Set task:
Repeat every record below exactly, omitting any pictures.

Extracted information:
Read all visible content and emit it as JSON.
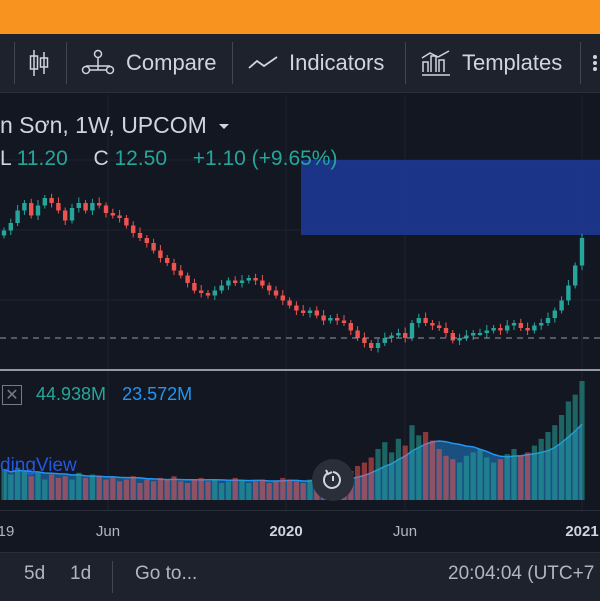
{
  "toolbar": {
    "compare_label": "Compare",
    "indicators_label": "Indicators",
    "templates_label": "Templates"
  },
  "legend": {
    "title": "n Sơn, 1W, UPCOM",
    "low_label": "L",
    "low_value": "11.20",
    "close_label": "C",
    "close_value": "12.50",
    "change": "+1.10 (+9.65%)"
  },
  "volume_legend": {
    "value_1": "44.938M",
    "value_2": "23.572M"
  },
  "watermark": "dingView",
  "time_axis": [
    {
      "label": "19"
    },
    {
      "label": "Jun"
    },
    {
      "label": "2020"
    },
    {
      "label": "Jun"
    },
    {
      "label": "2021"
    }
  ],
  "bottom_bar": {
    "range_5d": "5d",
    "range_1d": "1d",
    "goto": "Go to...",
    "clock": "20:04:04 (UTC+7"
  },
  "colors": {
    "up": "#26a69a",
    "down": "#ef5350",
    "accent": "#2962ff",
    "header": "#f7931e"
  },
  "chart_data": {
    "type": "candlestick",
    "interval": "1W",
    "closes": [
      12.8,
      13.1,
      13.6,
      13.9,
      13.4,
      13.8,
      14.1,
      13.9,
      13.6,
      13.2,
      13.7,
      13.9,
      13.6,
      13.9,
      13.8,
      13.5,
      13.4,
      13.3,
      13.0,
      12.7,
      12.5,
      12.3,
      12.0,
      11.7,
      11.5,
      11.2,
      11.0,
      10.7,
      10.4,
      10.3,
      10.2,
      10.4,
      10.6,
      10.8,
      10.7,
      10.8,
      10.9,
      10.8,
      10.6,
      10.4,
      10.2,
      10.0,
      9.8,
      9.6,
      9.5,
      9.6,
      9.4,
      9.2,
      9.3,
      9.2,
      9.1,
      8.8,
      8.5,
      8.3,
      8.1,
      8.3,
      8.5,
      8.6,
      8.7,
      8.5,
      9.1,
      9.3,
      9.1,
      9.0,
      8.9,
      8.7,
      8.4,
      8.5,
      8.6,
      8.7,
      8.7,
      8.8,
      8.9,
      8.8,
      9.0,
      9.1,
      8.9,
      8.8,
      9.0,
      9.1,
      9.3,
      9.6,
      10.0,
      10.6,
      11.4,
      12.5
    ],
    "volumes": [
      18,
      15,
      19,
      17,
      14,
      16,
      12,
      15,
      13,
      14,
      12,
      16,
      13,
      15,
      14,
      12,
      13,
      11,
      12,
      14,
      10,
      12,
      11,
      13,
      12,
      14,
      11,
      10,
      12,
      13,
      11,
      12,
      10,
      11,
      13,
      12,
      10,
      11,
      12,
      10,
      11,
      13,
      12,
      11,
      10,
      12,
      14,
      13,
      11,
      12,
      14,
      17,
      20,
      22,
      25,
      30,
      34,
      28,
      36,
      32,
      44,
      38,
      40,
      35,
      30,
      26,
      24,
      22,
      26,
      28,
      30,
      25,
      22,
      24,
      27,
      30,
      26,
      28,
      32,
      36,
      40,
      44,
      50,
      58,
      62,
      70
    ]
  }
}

Answer to this task:
Read all visible content and emit it as JSON.
{
  "toolbar": {
    "compare_label": "Compare",
    "indicators_label": "Indicators",
    "templates_label": "Templates"
  },
  "legend": {
    "title": "n Sơn, 1W, UPCOM",
    "low_label": "L",
    "low_value": "11.20",
    "close_label": "C",
    "close_value": "12.50",
    "change": "+1.10 (+9.65%)"
  },
  "volume_legend": {
    "value_1": "44.938M",
    "value_2": "23.572M"
  },
  "watermark": "dingView",
  "time_axis": [
    {
      "label": "19"
    },
    {
      "label": "Jun"
    },
    {
      "label": "2020"
    },
    {
      "label": "Jun"
    },
    {
      "label": "2021"
    }
  ],
  "bottom_bar": {
    "range_5d": "5d",
    "range_1d": "1d",
    "goto": "Go to...",
    "clock": "20:04:04 (UTC+7"
  },
  "colors": {
    "up": "#26a69a",
    "down": "#ef5350",
    "accent": "#2962ff",
    "header": "#f7931e"
  },
  "chart_data": {
    "type": "candlestick",
    "interval": "1W",
    "closes": [
      12.8,
      13.1,
      13.6,
      13.9,
      13.4,
      13.8,
      14.1,
      13.9,
      13.6,
      13.2,
      13.7,
      13.9,
      13.6,
      13.9,
      13.8,
      13.5,
      13.4,
      13.3,
      13.0,
      12.7,
      12.5,
      12.3,
      12.0,
      11.7,
      11.5,
      11.2,
      11.0,
      10.7,
      10.4,
      10.3,
      10.2,
      10.4,
      10.6,
      10.8,
      10.7,
      10.8,
      10.9,
      10.8,
      10.6,
      10.4,
      10.2,
      10.0,
      9.8,
      9.6,
      9.5,
      9.6,
      9.4,
      9.2,
      9.3,
      9.2,
      9.1,
      8.8,
      8.5,
      8.3,
      8.1,
      8.3,
      8.5,
      8.6,
      8.7,
      8.5,
      9.1,
      9.3,
      9.1,
      9.0,
      8.9,
      8.7,
      8.4,
      8.5,
      8.6,
      8.7,
      8.7,
      8.8,
      8.9,
      8.8,
      9.0,
      9.1,
      8.9,
      8.8,
      9.0,
      9.1,
      9.3,
      9.6,
      10.0,
      10.6,
      11.4,
      12.5
    ],
    "volumes": [
      18,
      15,
      19,
      17,
      14,
      16,
      12,
      15,
      13,
      14,
      12,
      16,
      13,
      15,
      14,
      12,
      13,
      11,
      12,
      14,
      10,
      12,
      11,
      13,
      12,
      14,
      11,
      10,
      12,
      13,
      11,
      12,
      10,
      11,
      13,
      12,
      10,
      11,
      12,
      10,
      11,
      13,
      12,
      11,
      10,
      12,
      14,
      13,
      11,
      12,
      14,
      17,
      20,
      22,
      25,
      30,
      34,
      28,
      36,
      32,
      44,
      38,
      40,
      35,
      30,
      26,
      24,
      22,
      26,
      28,
      30,
      25,
      22,
      24,
      27,
      30,
      26,
      28,
      32,
      36,
      40,
      44,
      50,
      58,
      62,
      70
    ]
  }
}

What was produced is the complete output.